## EXERCISE DATA:
══════
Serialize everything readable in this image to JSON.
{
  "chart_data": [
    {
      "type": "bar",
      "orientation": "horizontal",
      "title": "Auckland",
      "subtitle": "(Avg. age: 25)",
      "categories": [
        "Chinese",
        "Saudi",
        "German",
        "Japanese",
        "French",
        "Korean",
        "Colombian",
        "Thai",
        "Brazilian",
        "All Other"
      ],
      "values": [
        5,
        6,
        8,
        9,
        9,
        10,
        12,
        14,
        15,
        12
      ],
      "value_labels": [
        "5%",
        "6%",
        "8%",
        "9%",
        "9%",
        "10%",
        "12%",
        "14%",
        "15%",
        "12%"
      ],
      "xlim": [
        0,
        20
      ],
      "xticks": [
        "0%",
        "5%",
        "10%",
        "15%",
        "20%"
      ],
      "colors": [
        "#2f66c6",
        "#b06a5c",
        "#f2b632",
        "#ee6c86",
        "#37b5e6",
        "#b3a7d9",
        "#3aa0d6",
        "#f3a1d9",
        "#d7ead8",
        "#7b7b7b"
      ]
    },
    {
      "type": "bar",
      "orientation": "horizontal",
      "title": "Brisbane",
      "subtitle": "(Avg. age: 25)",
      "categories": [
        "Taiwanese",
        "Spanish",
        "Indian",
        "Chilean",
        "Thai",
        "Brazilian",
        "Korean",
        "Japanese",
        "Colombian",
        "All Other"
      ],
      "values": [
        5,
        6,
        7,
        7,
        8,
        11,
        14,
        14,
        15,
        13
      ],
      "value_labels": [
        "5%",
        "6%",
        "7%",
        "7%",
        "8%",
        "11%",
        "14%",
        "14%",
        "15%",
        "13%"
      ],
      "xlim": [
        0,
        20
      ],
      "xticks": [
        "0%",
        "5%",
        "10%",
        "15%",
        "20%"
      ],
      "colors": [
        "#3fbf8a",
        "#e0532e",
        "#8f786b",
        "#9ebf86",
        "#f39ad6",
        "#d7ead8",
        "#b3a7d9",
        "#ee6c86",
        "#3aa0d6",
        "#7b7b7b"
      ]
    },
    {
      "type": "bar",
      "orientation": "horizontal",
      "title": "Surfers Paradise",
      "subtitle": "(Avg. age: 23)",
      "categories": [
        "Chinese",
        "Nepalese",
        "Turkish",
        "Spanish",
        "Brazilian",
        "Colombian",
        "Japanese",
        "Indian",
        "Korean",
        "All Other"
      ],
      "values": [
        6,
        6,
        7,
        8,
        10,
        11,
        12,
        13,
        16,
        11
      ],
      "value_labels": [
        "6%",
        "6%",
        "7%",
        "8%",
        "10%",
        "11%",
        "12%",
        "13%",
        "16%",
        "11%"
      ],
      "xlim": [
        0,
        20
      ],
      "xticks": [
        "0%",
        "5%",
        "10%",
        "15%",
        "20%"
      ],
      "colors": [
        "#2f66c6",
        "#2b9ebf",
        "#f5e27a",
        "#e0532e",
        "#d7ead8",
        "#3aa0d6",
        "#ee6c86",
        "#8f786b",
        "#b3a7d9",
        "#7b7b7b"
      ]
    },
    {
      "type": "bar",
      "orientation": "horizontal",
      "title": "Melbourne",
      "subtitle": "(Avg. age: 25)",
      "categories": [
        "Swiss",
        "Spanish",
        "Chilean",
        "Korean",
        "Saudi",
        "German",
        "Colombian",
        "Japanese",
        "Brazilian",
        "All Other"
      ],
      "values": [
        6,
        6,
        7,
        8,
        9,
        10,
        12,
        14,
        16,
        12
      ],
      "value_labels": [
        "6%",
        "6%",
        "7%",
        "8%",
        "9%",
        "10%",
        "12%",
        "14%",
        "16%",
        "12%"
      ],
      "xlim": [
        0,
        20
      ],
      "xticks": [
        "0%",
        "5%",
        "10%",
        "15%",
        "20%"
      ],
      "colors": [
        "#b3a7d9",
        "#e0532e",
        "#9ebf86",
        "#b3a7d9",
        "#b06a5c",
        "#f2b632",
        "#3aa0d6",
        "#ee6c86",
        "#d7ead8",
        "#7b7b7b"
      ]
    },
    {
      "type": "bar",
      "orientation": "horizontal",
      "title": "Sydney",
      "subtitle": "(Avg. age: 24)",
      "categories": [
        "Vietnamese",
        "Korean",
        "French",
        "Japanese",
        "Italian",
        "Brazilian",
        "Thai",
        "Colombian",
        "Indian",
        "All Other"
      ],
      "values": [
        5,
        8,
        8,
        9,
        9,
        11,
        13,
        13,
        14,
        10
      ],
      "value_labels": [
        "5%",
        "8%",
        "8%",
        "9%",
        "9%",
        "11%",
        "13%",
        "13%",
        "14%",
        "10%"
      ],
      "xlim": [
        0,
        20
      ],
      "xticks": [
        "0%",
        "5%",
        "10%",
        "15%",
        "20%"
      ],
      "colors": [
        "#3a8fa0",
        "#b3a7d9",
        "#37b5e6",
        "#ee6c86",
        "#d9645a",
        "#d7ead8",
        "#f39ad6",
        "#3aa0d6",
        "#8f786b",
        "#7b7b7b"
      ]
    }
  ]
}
══════
Output all records verbatim.

Serialize everything readable in this image to JSON.
{
  "chart_data": [
    {
      "type": "bar",
      "orientation": "horizontal",
      "title": "Auckland",
      "subtitle": "(Avg. age: 25)",
      "categories": [
        "Chinese",
        "Saudi",
        "German",
        "Japanese",
        "French",
        "Korean",
        "Colombian",
        "Thai",
        "Brazilian",
        "All Other"
      ],
      "values": [
        5,
        6,
        8,
        9,
        9,
        10,
        12,
        14,
        15,
        12
      ],
      "value_labels": [
        "5%",
        "6%",
        "8%",
        "9%",
        "9%",
        "10%",
        "12%",
        "14%",
        "15%",
        "12%"
      ],
      "xlim": [
        0,
        20
      ],
      "xticks": [
        "0%",
        "5%",
        "10%",
        "15%",
        "20%"
      ],
      "colors": [
        "#2f66c6",
        "#b06a5c",
        "#f2b632",
        "#ee6c86",
        "#37b5e6",
        "#b3a7d9",
        "#3aa0d6",
        "#f3a1d9",
        "#d7ead8",
        "#7b7b7b"
      ]
    },
    {
      "type": "bar",
      "orientation": "horizontal",
      "title": "Brisbane",
      "subtitle": "(Avg. age: 25)",
      "categories": [
        "Taiwanese",
        "Spanish",
        "Indian",
        "Chilean",
        "Thai",
        "Brazilian",
        "Korean",
        "Japanese",
        "Colombian",
        "All Other"
      ],
      "values": [
        5,
        6,
        7,
        7,
        8,
        11,
        14,
        14,
        15,
        13
      ],
      "value_labels": [
        "5%",
        "6%",
        "7%",
        "7%",
        "8%",
        "11%",
        "14%",
        "14%",
        "15%",
        "13%"
      ],
      "xlim": [
        0,
        20
      ],
      "xticks": [
        "0%",
        "5%",
        "10%",
        "15%",
        "20%"
      ],
      "colors": [
        "#3fbf8a",
        "#e0532e",
        "#8f786b",
        "#9ebf86",
        "#f39ad6",
        "#d7ead8",
        "#b3a7d9",
        "#ee6c86",
        "#3aa0d6",
        "#7b7b7b"
      ]
    },
    {
      "type": "bar",
      "orientation": "horizontal",
      "title": "Surfers Paradise",
      "subtitle": "(Avg. age: 23)",
      "categories": [
        "Chinese",
        "Nepalese",
        "Turkish",
        "Spanish",
        "Brazilian",
        "Colombian",
        "Japanese",
        "Indian",
        "Korean",
        "All Other"
      ],
      "values": [
        6,
        6,
        7,
        8,
        10,
        11,
        12,
        13,
        16,
        11
      ],
      "value_labels": [
        "6%",
        "6%",
        "7%",
        "8%",
        "10%",
        "11%",
        "12%",
        "13%",
        "16%",
        "11%"
      ],
      "xlim": [
        0,
        20
      ],
      "xticks": [
        "0%",
        "5%",
        "10%",
        "15%",
        "20%"
      ],
      "colors": [
        "#2f66c6",
        "#2b9ebf",
        "#f5e27a",
        "#e0532e",
        "#d7ead8",
        "#3aa0d6",
        "#ee6c86",
        "#8f786b",
        "#b3a7d9",
        "#7b7b7b"
      ]
    },
    {
      "type": "bar",
      "orientation": "horizontal",
      "title": "Melbourne",
      "subtitle": "(Avg. age: 25)",
      "categories": [
        "Swiss",
        "Spanish",
        "Chilean",
        "Korean",
        "Saudi",
        "German",
        "Colombian",
        "Japanese",
        "Brazilian",
        "All Other"
      ],
      "values": [
        6,
        6,
        7,
        8,
        9,
        10,
        12,
        14,
        16,
        12
      ],
      "value_labels": [
        "6%",
        "6%",
        "7%",
        "8%",
        "9%",
        "10%",
        "12%",
        "14%",
        "16%",
        "12%"
      ],
      "xlim": [
        0,
        20
      ],
      "xticks": [
        "0%",
        "5%",
        "10%",
        "15%",
        "20%"
      ],
      "colors": [
        "#b3a7d9",
        "#e0532e",
        "#9ebf86",
        "#b3a7d9",
        "#b06a5c",
        "#f2b632",
        "#3aa0d6",
        "#ee6c86",
        "#d7ead8",
        "#7b7b7b"
      ]
    },
    {
      "type": "bar",
      "orientation": "horizontal",
      "title": "Sydney",
      "subtitle": "(Avg. age: 24)",
      "categories": [
        "Vietnamese",
        "Korean",
        "French",
        "Japanese",
        "Italian",
        "Brazilian",
        "Thai",
        "Colombian",
        "Indian",
        "All Other"
      ],
      "values": [
        5,
        8,
        8,
        9,
        9,
        11,
        13,
        13,
        14,
        10
      ],
      "value_labels": [
        "5%",
        "8%",
        "8%",
        "9%",
        "9%",
        "11%",
        "13%",
        "13%",
        "14%",
        "10%"
      ],
      "xlim": [
        0,
        20
      ],
      "xticks": [
        "0%",
        "5%",
        "10%",
        "15%",
        "20%"
      ],
      "colors": [
        "#3a8fa0",
        "#b3a7d9",
        "#37b5e6",
        "#ee6c86",
        "#d9645a",
        "#d7ead8",
        "#f39ad6",
        "#3aa0d6",
        "#8f786b",
        "#7b7b7b"
      ]
    }
  ]
}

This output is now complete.